(Collected data)
⟨

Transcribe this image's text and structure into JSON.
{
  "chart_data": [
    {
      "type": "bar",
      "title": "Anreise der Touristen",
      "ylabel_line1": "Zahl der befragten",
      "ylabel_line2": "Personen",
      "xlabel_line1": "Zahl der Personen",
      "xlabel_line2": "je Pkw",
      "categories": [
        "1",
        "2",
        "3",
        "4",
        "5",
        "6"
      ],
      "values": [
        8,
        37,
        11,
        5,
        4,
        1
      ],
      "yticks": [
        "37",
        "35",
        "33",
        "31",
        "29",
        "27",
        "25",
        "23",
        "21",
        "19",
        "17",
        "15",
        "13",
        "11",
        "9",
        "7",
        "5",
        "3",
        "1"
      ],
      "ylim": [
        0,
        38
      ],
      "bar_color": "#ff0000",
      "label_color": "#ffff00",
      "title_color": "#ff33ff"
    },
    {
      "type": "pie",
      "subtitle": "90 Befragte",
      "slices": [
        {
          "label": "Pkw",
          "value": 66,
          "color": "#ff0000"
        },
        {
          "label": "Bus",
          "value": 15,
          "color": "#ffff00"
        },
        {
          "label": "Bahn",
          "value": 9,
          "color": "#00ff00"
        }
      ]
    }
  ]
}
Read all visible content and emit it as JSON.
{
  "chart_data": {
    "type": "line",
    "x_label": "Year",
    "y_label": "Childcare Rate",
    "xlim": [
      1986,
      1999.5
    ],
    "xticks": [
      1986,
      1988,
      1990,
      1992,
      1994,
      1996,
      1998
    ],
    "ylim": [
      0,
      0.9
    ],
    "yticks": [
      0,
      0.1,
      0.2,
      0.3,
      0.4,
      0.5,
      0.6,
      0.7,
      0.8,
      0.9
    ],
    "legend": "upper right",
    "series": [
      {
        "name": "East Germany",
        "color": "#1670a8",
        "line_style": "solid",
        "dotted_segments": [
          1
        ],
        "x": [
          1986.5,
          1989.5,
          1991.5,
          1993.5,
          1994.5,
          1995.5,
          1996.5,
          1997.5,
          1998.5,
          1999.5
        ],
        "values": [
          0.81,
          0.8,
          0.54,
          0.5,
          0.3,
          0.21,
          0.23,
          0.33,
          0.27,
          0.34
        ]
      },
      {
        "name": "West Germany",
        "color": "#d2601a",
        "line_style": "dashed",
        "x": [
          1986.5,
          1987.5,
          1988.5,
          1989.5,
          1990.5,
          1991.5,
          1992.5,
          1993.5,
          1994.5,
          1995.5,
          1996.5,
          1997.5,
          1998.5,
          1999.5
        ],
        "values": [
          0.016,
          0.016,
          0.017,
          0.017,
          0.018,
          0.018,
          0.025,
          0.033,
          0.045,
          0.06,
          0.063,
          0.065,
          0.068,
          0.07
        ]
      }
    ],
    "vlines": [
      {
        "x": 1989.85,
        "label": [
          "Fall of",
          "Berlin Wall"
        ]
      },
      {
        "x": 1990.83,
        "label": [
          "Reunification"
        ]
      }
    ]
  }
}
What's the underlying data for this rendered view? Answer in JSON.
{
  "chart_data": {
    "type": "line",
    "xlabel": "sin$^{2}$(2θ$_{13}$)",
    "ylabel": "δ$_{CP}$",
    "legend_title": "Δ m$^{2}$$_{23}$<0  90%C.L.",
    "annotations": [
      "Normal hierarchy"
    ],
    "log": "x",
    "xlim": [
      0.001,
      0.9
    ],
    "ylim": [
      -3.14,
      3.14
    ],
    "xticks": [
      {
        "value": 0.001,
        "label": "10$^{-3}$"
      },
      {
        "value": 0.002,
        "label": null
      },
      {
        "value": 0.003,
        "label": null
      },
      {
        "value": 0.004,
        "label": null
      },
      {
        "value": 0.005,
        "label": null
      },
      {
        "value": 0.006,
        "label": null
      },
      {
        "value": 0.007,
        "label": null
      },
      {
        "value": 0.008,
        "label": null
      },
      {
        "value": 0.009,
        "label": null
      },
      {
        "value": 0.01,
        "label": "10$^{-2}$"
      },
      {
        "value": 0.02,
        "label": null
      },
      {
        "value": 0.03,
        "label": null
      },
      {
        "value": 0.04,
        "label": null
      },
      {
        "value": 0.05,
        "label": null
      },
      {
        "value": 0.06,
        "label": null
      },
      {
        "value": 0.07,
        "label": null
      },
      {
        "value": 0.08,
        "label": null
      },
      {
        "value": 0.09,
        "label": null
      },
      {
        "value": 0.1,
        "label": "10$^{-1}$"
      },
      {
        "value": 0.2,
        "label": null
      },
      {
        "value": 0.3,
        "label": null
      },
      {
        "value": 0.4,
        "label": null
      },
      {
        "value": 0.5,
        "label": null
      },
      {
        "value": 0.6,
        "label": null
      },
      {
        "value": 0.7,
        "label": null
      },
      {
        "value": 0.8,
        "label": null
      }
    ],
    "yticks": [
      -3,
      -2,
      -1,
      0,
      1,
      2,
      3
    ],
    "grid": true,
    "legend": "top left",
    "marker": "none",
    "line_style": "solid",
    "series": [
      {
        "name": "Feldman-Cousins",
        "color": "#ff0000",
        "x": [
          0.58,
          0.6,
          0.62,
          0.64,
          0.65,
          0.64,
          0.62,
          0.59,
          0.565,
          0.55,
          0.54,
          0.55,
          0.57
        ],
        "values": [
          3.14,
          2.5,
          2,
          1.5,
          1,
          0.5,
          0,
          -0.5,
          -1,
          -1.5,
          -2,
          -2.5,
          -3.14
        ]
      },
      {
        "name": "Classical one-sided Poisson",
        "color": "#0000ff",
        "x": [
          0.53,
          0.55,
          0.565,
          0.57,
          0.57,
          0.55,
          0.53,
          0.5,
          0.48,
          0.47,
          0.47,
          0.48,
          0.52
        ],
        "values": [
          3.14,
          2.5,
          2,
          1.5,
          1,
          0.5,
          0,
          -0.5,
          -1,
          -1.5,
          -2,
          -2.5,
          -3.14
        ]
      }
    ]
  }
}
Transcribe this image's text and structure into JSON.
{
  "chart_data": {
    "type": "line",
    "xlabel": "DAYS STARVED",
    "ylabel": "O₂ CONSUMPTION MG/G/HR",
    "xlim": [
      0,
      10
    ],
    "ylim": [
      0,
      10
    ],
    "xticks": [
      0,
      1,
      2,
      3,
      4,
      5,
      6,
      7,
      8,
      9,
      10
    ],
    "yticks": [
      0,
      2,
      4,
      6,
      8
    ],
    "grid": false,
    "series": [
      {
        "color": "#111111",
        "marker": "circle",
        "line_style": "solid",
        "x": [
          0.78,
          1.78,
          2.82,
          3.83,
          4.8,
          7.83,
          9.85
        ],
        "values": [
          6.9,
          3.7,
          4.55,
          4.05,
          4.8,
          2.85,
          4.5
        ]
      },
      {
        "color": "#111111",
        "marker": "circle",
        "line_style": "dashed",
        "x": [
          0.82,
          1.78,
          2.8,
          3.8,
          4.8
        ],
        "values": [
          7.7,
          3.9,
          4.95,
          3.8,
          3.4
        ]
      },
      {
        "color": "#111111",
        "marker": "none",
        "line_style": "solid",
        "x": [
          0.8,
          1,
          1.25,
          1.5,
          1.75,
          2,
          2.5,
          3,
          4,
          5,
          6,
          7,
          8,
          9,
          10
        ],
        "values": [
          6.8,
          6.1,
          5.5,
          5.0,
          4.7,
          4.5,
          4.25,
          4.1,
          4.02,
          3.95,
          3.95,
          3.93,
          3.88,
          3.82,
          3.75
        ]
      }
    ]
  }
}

⟩

**What the task asks**
Look for the word "JSON" and return every line where it occurs.

**Exercise solution**
Transcribe this image's text and structure into JSON.
Read all visible content and emit it as JSON.
What's the underlying data for this rendered view? Answer in JSON.
Transcribe this image's text and structure into JSON.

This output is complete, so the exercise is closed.